- Dataset rows
________________
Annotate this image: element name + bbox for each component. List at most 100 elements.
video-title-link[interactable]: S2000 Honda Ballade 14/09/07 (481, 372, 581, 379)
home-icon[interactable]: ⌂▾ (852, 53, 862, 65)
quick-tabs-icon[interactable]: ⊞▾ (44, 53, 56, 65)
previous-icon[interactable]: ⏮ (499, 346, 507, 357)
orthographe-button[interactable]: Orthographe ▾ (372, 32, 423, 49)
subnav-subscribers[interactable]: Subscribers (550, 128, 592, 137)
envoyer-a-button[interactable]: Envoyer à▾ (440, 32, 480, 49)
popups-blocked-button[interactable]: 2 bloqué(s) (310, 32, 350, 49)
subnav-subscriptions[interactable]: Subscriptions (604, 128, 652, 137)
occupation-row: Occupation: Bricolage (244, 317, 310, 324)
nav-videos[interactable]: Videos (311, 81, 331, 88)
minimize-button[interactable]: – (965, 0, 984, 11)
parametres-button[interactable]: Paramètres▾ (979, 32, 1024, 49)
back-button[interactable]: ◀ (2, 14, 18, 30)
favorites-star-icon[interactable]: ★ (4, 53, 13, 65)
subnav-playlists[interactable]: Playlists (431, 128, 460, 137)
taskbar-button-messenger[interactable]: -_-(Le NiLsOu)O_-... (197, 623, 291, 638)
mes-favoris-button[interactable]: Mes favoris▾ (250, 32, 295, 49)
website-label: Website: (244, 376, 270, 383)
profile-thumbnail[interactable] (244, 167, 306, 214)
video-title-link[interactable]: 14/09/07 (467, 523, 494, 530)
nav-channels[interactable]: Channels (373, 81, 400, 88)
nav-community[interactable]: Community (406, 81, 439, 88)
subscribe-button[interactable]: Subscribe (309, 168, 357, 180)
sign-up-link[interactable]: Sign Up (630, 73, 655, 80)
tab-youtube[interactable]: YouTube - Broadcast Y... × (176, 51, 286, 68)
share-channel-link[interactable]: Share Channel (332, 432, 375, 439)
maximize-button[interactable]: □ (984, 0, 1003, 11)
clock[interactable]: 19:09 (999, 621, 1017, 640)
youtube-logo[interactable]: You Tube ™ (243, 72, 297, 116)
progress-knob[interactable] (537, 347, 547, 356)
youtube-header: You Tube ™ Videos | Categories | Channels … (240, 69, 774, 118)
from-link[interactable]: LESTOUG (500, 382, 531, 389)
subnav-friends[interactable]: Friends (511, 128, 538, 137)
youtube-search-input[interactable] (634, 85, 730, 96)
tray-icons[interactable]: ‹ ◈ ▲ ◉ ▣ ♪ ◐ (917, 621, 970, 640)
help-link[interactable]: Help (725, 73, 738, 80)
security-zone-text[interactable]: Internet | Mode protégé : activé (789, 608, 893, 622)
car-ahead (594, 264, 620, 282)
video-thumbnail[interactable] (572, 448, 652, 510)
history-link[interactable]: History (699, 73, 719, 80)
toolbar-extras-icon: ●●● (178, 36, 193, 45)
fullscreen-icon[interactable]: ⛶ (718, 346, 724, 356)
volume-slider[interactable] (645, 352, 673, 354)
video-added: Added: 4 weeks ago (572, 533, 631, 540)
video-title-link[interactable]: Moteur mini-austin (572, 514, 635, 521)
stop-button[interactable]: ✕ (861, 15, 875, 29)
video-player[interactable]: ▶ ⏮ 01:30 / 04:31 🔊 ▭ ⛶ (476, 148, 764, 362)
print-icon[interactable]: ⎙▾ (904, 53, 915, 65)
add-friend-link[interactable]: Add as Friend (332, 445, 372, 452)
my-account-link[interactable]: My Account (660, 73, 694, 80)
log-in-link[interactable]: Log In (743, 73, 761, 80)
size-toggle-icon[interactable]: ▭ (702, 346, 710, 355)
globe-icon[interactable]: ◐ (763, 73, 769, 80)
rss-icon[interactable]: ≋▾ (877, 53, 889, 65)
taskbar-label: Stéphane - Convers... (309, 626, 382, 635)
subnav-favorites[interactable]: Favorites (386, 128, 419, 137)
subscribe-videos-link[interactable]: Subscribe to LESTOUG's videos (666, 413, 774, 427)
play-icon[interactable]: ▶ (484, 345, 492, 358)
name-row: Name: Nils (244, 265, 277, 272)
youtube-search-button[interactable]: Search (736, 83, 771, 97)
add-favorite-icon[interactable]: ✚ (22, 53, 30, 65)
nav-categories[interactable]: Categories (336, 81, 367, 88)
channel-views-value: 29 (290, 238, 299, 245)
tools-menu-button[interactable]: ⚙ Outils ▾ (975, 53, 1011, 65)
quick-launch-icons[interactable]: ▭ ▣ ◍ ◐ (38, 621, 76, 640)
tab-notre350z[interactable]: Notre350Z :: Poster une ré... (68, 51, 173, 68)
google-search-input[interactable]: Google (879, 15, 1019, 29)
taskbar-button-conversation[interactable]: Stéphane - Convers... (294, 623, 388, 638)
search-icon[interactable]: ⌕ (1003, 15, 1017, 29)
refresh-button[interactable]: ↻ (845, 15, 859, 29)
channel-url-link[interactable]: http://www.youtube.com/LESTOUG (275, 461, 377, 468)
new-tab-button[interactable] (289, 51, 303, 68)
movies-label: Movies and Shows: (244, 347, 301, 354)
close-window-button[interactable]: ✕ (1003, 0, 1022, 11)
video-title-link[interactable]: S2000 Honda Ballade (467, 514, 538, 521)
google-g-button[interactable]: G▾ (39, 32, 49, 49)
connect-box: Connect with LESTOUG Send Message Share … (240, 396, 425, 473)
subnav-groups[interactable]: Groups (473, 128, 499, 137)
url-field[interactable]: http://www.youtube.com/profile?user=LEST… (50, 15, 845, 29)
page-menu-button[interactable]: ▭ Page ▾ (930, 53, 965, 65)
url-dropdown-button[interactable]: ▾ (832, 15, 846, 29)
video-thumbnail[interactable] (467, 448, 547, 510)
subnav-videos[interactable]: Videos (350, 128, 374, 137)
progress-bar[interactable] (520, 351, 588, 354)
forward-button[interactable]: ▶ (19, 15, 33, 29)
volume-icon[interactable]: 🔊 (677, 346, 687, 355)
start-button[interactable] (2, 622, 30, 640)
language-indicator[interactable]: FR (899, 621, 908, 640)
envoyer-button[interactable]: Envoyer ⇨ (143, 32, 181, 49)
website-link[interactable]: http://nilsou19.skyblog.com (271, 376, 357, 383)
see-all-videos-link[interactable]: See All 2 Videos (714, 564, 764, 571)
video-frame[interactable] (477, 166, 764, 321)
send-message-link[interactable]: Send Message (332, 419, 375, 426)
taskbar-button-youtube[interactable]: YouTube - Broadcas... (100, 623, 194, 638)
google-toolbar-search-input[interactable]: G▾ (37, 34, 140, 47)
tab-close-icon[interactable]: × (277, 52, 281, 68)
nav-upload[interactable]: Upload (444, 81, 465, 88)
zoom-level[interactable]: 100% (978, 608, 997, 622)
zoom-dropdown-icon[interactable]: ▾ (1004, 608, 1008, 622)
________________
- Challenge
Return every one of the rows above, copying each line character for character.

- Response
Annotate this image: element name + bbox for each component. List at most 100 elements.
video-title-link[interactable]: S2000 Honda Ballade 14/09/07 (481, 372, 581, 379)
home-icon[interactable]: ⌂▾ (852, 53, 862, 65)
quick-tabs-icon[interactable]: ⊞▾ (44, 53, 56, 65)
previous-icon[interactable]: ⏮ (499, 346, 507, 357)
orthographe-button[interactable]: Orthographe ▾ (372, 32, 423, 49)
subnav-subscribers[interactable]: Subscribers (550, 128, 592, 137)
envoyer-a-button[interactable]: Envoyer à▾ (440, 32, 480, 49)
popups-blocked-button[interactable]: 2 bloqué(s) (310, 32, 350, 49)
subnav-subscriptions[interactable]: Subscriptions (604, 128, 652, 137)
occupation-row: Occupation: Bricolage (244, 317, 310, 324)
nav-videos[interactable]: Videos (311, 81, 331, 88)
minimize-button[interactable]: – (965, 0, 984, 11)
parametres-button[interactable]: Paramètres▾ (979, 32, 1024, 49)
back-button[interactable]: ◀ (2, 14, 18, 30)
favorites-star-icon[interactable]: ★ (4, 53, 13, 65)
subnav-playlists[interactable]: Playlists (431, 128, 460, 137)
taskbar-button-messenger[interactable]: -_-(Le NiLsOu)O_-... (197, 623, 291, 638)
mes-favoris-button[interactable]: Mes favoris▾ (250, 32, 295, 49)
website-label: Website: (244, 376, 270, 383)
profile-thumbnail[interactable] (244, 167, 306, 214)
video-title-link[interactable]: 14/09/07 (467, 523, 494, 530)
nav-channels[interactable]: Channels (373, 81, 400, 88)
nav-community[interactable]: Community (406, 81, 439, 88)
subscribe-button[interactable]: Subscribe (309, 168, 357, 180)
sign-up-link[interactable]: Sign Up (630, 73, 655, 80)
tab-youtube[interactable]: YouTube - Broadcast Y... × (176, 51, 286, 68)
share-channel-link[interactable]: Share Channel (332, 432, 375, 439)
maximize-button[interactable]: □ (984, 0, 1003, 11)
clock[interactable]: 19:09 (999, 621, 1017, 640)
youtube-logo[interactable]: You Tube ™ (243, 72, 297, 116)
progress-knob[interactable] (537, 347, 547, 356)
youtube-header: You Tube ™ Videos | Categories | Channels … (240, 69, 774, 118)
from-link[interactable]: LESTOUG (500, 382, 531, 389)
subnav-friends[interactable]: Friends (511, 128, 538, 137)
youtube-search-input[interactable] (634, 85, 730, 96)
tray-icons[interactable]: ‹ ◈ ▲ ◉ ▣ ♪ ◐ (917, 621, 970, 640)
help-link[interactable]: Help (725, 73, 738, 80)
security-zone-text[interactable]: Internet | Mode protégé : activé (789, 608, 893, 622)
car-ahead (594, 264, 620, 282)
video-thumbnail[interactable] (572, 448, 652, 510)
history-link[interactable]: History (699, 73, 719, 80)
toolbar-extras-icon: ●●● (178, 36, 193, 45)
fullscreen-icon[interactable]: ⛶ (718, 346, 724, 356)
volume-slider[interactable] (645, 352, 673, 354)
video-added: Added: 4 weeks ago (572, 533, 631, 540)
video-title-link[interactable]: Moteur mini-austin (572, 514, 635, 521)
stop-button[interactable]: ✕ (861, 15, 875, 29)
video-player[interactable]: ▶ ⏮ 01:30 / 04:31 🔊 ▭ ⛶ (476, 148, 764, 362)
print-icon[interactable]: ⎙▾ (904, 53, 915, 65)
add-friend-link[interactable]: Add as Friend (332, 445, 372, 452)
my-account-link[interactable]: My Account (660, 73, 694, 80)
log-in-link[interactable]: Log In (743, 73, 761, 80)
size-toggle-icon[interactable]: ▭ (702, 346, 710, 355)
globe-icon[interactable]: ◐ (763, 73, 769, 80)
rss-icon[interactable]: ≋▾ (877, 53, 889, 65)
taskbar-label: Stéphane - Convers... (309, 626, 382, 635)
subnav-favorites[interactable]: Favorites (386, 128, 419, 137)
subscribe-videos-link[interactable]: Subscribe to LESTOUG's videos (666, 413, 774, 427)
play-icon[interactable]: ▶ (484, 345, 492, 358)
name-row: Name: Nils (244, 265, 277, 272)
youtube-search-button[interactable]: Search (736, 83, 771, 97)
add-favorite-icon[interactable]: ✚ (22, 53, 30, 65)
nav-categories[interactable]: Categories (336, 81, 367, 88)
channel-views-value: 29 (290, 238, 299, 245)
tools-menu-button[interactable]: ⚙ Outils ▾ (975, 53, 1011, 65)
quick-launch-icons[interactable]: ▭ ▣ ◍ ◐ (38, 621, 76, 640)
tab-notre350z[interactable]: Notre350Z :: Poster une ré... (68, 51, 173, 68)
google-search-input[interactable]: Google (879, 15, 1019, 29)
taskbar-button-conversation[interactable]: Stéphane - Convers... (294, 623, 388, 638)
search-icon[interactable]: ⌕ (1003, 15, 1017, 29)
refresh-button[interactable]: ↻ (845, 15, 859, 29)
channel-url-link[interactable]: http://www.youtube.com/LESTOUG (275, 461, 377, 468)
new-tab-button[interactable] (289, 51, 303, 68)
movies-label: Movies and Shows: (244, 347, 301, 354)
close-window-button[interactable]: ✕ (1003, 0, 1022, 11)
video-title-link[interactable]: S2000 Honda Ballade (467, 514, 538, 521)
google-g-button[interactable]: G▾ (39, 32, 49, 49)
connect-box: Connect with LESTOUG Send Message Share … (240, 396, 425, 473)
subnav-groups[interactable]: Groups (473, 128, 499, 137)
url-field[interactable]: http://www.youtube.com/profile?user=LEST… (50, 15, 845, 29)
page-menu-button[interactable]: ▭ Page ▾ (930, 53, 965, 65)
url-dropdown-button[interactable]: ▾ (832, 15, 846, 29)
video-thumbnail[interactable] (467, 448, 547, 510)
subnav-videos[interactable]: Videos (350, 128, 374, 137)
progress-bar[interactable] (520, 351, 588, 354)
forward-button[interactable]: ▶ (19, 15, 33, 29)
volume-icon[interactable]: 🔊 (677, 346, 687, 355)
start-button[interactable] (2, 622, 30, 640)
language-indicator[interactable]: FR (899, 621, 908, 640)
envoyer-button[interactable]: Envoyer ⇨ (143, 32, 181, 49)
website-link[interactable]: http://nilsou19.skyblog.com (271, 376, 357, 383)
see-all-videos-link[interactable]: See All 2 Videos (714, 564, 764, 571)
video-frame[interactable] (477, 166, 764, 321)
send-message-link[interactable]: Send Message (332, 419, 375, 426)
taskbar-button-youtube[interactable]: YouTube - Broadcas... (100, 623, 194, 638)
google-toolbar-search-input[interactable]: G▾ (37, 34, 140, 47)
tab-close-icon[interactable]: × (277, 52, 281, 68)
nav-upload[interactable]: Upload (444, 81, 465, 88)
zoom-level[interactable]: 100% (978, 608, 997, 622)
zoom-dropdown-icon[interactable]: ▾ (1004, 608, 1008, 622)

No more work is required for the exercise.